Set problem -
Write out the entries below once more, exactly.
_ _ _ _
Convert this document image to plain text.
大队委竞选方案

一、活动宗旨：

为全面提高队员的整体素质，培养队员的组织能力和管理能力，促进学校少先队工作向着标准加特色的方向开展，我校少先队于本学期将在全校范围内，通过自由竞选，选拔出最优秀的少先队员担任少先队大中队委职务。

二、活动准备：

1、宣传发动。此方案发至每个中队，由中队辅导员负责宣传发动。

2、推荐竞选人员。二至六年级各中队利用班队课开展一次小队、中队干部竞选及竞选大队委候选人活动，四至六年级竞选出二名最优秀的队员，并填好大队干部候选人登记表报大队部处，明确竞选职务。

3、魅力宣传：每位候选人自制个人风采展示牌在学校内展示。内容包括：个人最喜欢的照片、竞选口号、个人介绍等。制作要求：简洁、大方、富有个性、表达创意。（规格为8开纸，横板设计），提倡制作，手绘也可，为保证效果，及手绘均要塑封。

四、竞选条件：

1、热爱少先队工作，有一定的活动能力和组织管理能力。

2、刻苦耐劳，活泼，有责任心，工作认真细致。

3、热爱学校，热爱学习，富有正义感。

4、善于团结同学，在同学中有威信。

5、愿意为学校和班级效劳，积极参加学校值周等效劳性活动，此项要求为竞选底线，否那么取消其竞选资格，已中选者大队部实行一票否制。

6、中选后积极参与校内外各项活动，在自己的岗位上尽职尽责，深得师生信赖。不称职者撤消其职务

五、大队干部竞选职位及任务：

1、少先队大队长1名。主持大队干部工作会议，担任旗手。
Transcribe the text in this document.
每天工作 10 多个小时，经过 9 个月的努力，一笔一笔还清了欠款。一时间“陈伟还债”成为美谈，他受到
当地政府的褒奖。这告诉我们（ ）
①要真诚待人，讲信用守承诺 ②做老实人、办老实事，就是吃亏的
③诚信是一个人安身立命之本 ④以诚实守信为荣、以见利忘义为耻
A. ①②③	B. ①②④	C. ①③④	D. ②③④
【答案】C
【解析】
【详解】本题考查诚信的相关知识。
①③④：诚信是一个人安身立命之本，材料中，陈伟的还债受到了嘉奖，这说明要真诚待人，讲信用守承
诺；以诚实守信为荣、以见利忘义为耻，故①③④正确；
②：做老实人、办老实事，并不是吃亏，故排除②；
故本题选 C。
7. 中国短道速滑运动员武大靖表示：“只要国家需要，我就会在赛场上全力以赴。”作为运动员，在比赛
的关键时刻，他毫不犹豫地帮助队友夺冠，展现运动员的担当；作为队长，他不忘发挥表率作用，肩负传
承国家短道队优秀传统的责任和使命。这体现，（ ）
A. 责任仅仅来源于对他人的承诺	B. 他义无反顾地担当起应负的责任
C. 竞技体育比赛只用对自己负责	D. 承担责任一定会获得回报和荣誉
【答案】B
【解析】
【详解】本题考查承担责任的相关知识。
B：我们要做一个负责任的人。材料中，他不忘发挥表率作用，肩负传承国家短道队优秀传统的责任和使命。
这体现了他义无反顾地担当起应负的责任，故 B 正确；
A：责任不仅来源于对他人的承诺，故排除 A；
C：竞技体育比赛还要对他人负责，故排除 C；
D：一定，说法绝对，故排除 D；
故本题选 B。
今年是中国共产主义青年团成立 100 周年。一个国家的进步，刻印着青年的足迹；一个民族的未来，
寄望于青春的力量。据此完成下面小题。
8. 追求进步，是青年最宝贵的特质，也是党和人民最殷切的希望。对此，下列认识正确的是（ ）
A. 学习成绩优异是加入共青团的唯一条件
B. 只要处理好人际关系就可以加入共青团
_ _ _ _
Result for this task -
Convert this document image to plain text.
大队委竞选方案

一、活动宗旨：

为全面提高队员的整体素质，培养队员的组织能力和管理能力，促进学校少先队工作向着标准加特色的方向开展，我校少先队于本学期将在全校范围内，通过自由竞选，选拔出最优秀的少先队员担任少先队大中队委职务。

二、活动准备：

1、宣传发动。此方案发至每个中队，由中队辅导员负责宣传发动。

2、推荐竞选人员。二至六年级各中队利用班队课开展一次小队、中队干部竞选及竞选大队委候选人活动，四至六年级竞选出二名最优秀的队员，并填好大队干部候选人登记表报大队部处，明确竞选职务。

3、魅力宣传：每位候选人自制个人风采展示牌在学校内展示。内容包括：个人最喜欢的照片、竞选口号、个人介绍等。制作要求：简洁、大方、富有个性、表达创意。（规格为8开纸，横板设计），提倡制作，手绘也可，为保证效果，及手绘均要塑封。

四、竞选条件：

1、热爱少先队工作，有一定的活动能力和组织管理能力。

2、刻苦耐劳，活泼，有责任心，工作认真细致。

3、热爱学校，热爱学习，富有正义感。

4、善于团结同学，在同学中有威信。

5、愿意为学校和班级效劳，积极参加学校值周等效劳性活动，此项要求为竞选底线，否那么取消其竞选资格，已中选者大队部实行一票否制。

6、中选后积极参与校内外各项活动，在自己的岗位上尽职尽责，深得师生信赖。不称职者撤消其职务

五、大队干部竞选职位及任务：

1、少先队大队长1名。主持大队干部工作会议，担任旗手。
Transcribe the text in this document.
每天工作 10 多个小时，经过 9 个月的努力，一笔一笔还清了欠款。一时间“陈伟还债”成为美谈，他受到
当地政府的褒奖。这告诉我们（ ）
①要真诚待人，讲信用守承诺 ②做老实人、办老实事，就是吃亏的
③诚信是一个人安身立命之本 ④以诚实守信为荣、以见利忘义为耻
A. ①②③	B. ①②④	C. ①③④	D. ②③④
【答案】C
【解析】
【详解】本题考查诚信的相关知识。
①③④：诚信是一个人安身立命之本，材料中，陈伟的还债受到了嘉奖，这说明要真诚待人，讲信用守承
诺；以诚实守信为荣、以见利忘义为耻，故①③④正确；
②：做老实人、办老实事，并不是吃亏，故排除②；
故本题选 C。
7. 中国短道速滑运动员武大靖表示：“只要国家需要，我就会在赛场上全力以赴。”作为运动员，在比赛
的关键时刻，他毫不犹豫地帮助队友夺冠，展现运动员的担当；作为队长，他不忘发挥表率作用，肩负传
承国家短道队优秀传统的责任和使命。这体现，（ ）
A. 责任仅仅来源于对他人的承诺	B. 他义无反顾地担当起应负的责任
C. 竞技体育比赛只用对自己负责	D. 承担责任一定会获得回报和荣誉
【答案】B
【解析】
【详解】本题考查承担责任的相关知识。
B：我们要做一个负责任的人。材料中，他不忘发挥表率作用，肩负传承国家短道队优秀传统的责任和使命。
这体现了他义无反顾地担当起应负的责任，故 B 正确；
A：责任不仅来源于对他人的承诺，故排除 A；
C：竞技体育比赛还要对他人负责，故排除 C；
D：一定，说法绝对，故排除 D；
故本题选 B。
今年是中国共产主义青年团成立 100 周年。一个国家的进步，刻印着青年的足迹；一个民族的未来，
寄望于青春的力量。据此完成下面小题。
8. 追求进步，是青年最宝贵的特质，也是党和人民最殷切的希望。对此，下列认识正确的是（ ）
A. 学习成绩优异是加入共青团的唯一条件
B. 只要处理好人际关系就可以加入共青团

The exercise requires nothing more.